Your task is to locate every line holding the string "Familie" and to copy each of them.

begin Dataset

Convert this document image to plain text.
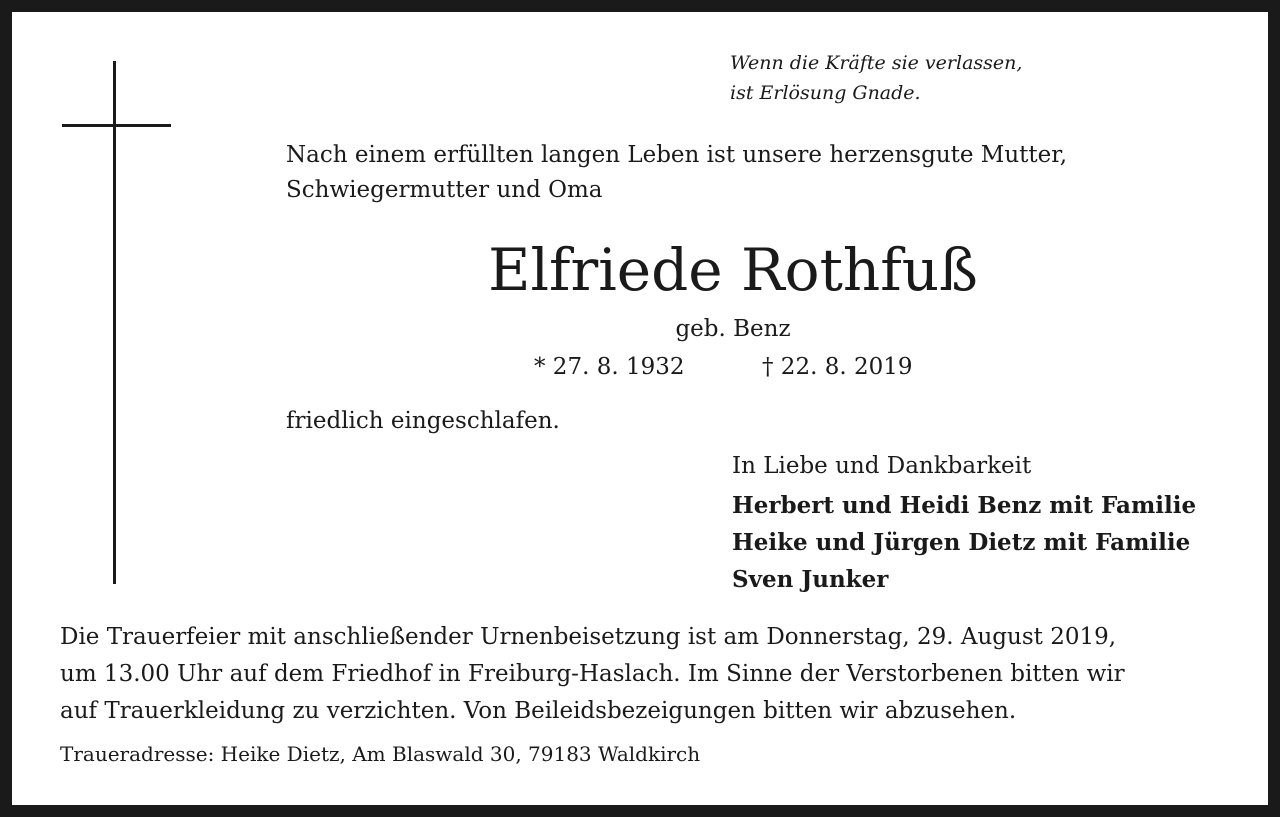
Wenn die Kräfte sie verlassen,
ist Erlösung Gnade.
Nach einem erfüllten langen Leben ist unsere herzensgute Mutter,
Schwiegermutter und Oma
Elfriede Rothfuß
geb. Benz
* 27. 8. 1932	† 22. 8. 2019
friedlich eingeschlafen.
In Liebe und Dankbarkeit
Herbert und Heidi Benz mit Familie
Heike und Jürgen Dietz mit Familie
Sven Junker
Die Trauerfeier mit anschließender Urnenbeisetzung ist am Donnerstag, 29. August 2019,
um 13.00 Uhr auf dem Friedhof in Freiburg-Haslach. Im Sinne der Verstorbenen bitten wir
auf Trauerkleidung zu verzichten. Von Beileidsbezeigungen bitten wir abzusehen.
Traueradresse: Heike Dietz, Am Blaswald 30, 79183 Waldkirch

end Dataset

Expected answer >>
Herbert und Heidi Benz mit Familie
Heike und Jürgen Dietz mit Familie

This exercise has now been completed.